Short task:
Each entry below is to be given again word for word, with no pictures.

Input for this task:
══════════════════════════════

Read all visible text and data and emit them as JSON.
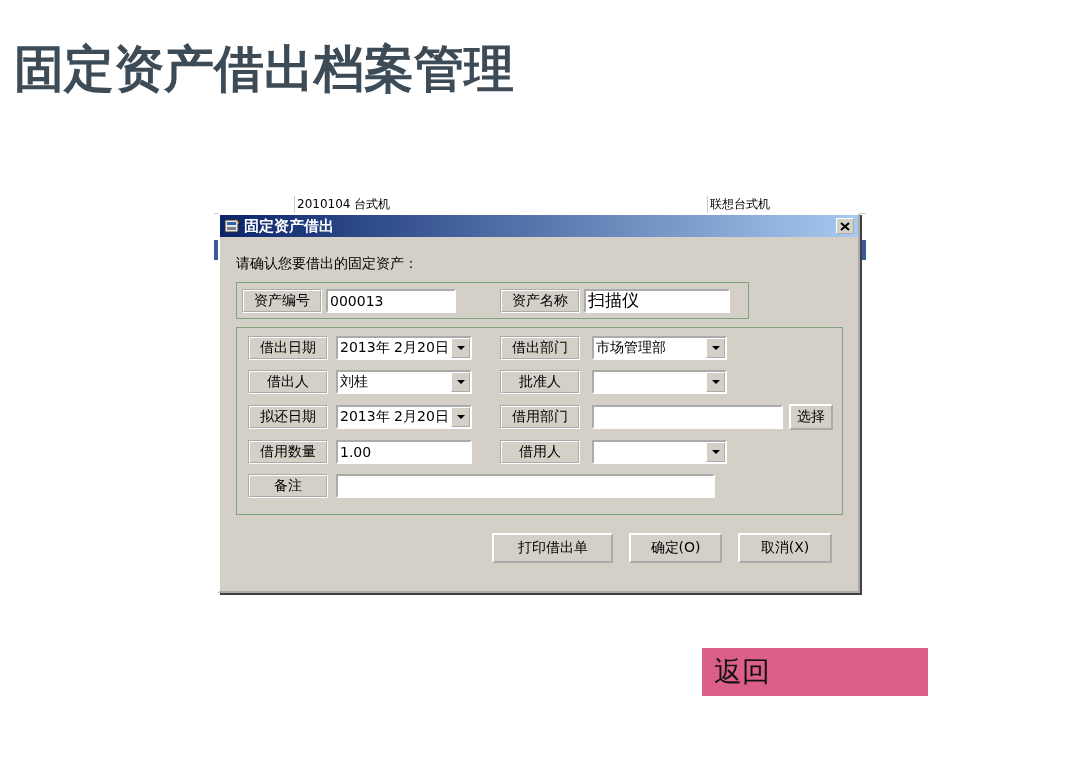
{
  "title": "固定资产借出档案管理",
  "background_row": {
    "cells": [
      "2010104 台式机",
      "联想台式机"
    ]
  },
  "dialog": {
    "title": "固定资产借出",
    "prompt": "请确认您要借出的固定资产：",
    "asset": [
      {
        "label": "资产编号",
        "value": "000013"
      },
      {
        "label": "资产名称",
        "value": "扫描仪"
      }
    ],
    "fields": [
      {
        "label": "借出日期",
        "kind": "combo",
        "value": "2013年 2月20日"
      },
      {
        "label": "借出部门",
        "kind": "combo",
        "value": "市场管理部"
      },
      {
        "label": "借出人",
        "kind": "combo",
        "value": "刘桂"
      },
      {
        "label": "批准人",
        "kind": "combo"
      },
      {
        "label": "拟还日期",
        "kind": "combo",
        "value": "2013年 2月20日"
      },
      {
        "label": "借用部门",
        "kind": "picker",
        "button": "选择"
      },
      {
        "label": "借用数量",
        "kind": "text",
        "value": "1.00"
      },
      {
        "label": "借用人",
        "kind": "combo"
      },
      {
        "label": "备注",
        "kind": "wide"
      }
    ],
    "buttons": [
      "打印借出单",
      "确定(O)",
      "取消(X)"
    ]
  },
  "back_button": "返回"
}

══════════════════════════════

Completed task:
Read all visible text and data and emit them as JSON.
{
  "title": "固定资产借出档案管理",
  "background_row": {
    "cells": [
      "2010104 台式机",
      "联想台式机"
    ]
  },
  "dialog": {
    "title": "固定资产借出",
    "prompt": "请确认您要借出的固定资产：",
    "asset": [
      {
        "label": "资产编号",
        "value": "000013"
      },
      {
        "label": "资产名称",
        "value": "扫描仪"
      }
    ],
    "fields": [
      {
        "label": "借出日期",
        "kind": "combo",
        "value": "2013年 2月20日"
      },
      {
        "label": "借出部门",
        "kind": "combo",
        "value": "市场管理部"
      },
      {
        "label": "借出人",
        "kind": "combo",
        "value": "刘桂"
      },
      {
        "label": "批准人",
        "kind": "combo"
      },
      {
        "label": "拟还日期",
        "kind": "combo",
        "value": "2013年 2月20日"
      },
      {
        "label": "借用部门",
        "kind": "picker",
        "button": "选择"
      },
      {
        "label": "借用数量",
        "kind": "text",
        "value": "1.00"
      },
      {
        "label": "借用人",
        "kind": "combo"
      },
      {
        "label": "备注",
        "kind": "wide"
      }
    ],
    "buttons": [
      "打印借出单",
      "确定(O)",
      "取消(X)"
    ]
  },
  "back_button": "返回"
}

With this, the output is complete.